— BEGIN —

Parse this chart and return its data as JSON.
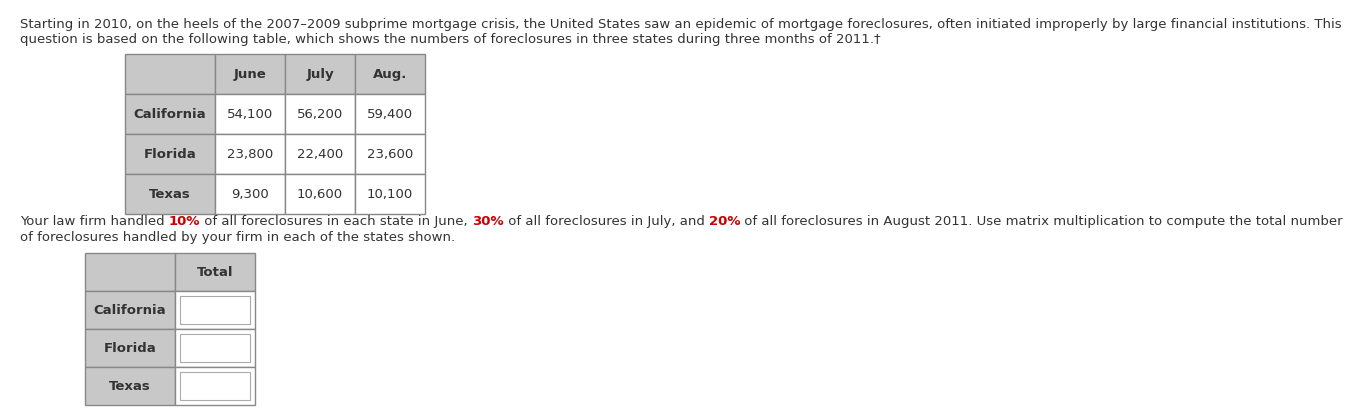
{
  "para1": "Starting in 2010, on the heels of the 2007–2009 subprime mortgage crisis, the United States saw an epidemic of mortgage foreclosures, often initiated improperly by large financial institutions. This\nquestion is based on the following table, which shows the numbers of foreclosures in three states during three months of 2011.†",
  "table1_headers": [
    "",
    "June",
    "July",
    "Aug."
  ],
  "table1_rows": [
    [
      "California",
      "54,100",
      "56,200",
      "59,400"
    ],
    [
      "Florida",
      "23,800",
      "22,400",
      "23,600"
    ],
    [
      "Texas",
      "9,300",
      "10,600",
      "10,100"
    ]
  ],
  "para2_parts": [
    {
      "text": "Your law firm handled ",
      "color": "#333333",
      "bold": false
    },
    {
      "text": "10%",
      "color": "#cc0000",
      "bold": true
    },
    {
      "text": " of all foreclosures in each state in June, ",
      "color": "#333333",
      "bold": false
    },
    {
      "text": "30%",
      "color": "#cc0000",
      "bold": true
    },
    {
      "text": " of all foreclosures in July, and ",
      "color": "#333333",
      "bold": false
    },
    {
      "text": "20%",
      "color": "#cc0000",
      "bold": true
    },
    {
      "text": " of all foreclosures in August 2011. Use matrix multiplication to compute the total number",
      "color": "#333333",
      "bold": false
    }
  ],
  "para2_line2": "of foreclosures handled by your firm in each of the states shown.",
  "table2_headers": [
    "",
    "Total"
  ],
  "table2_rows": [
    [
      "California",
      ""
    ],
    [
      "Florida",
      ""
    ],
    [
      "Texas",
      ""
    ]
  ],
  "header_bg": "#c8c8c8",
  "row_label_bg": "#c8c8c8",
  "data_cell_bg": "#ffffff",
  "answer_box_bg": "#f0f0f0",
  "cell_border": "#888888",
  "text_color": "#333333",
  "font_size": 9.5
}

— END —

▶ _AIM_: Write out every line of the listing that holds the word "foreclosures".

▶ _REPLY_:
  "para1": "Starting in 2010, on the heels of the 2007–2009 subprime mortgage crisis, the United States saw an epidemic of mortgage foreclosures, often initiated improperly by large financial institutions. This\nquestion is based on the following table, which shows the numbers of foreclosures in three states during three months of 2011.†",
      "text": " of all foreclosures in each state in June, ",
      "text": " of all foreclosures in July, and ",
      "text": " of all foreclosures in August 2011. Use matrix multiplication to compute the total number",
  "para2_line2": "of foreclosures handled by your firm in each of the states shown.",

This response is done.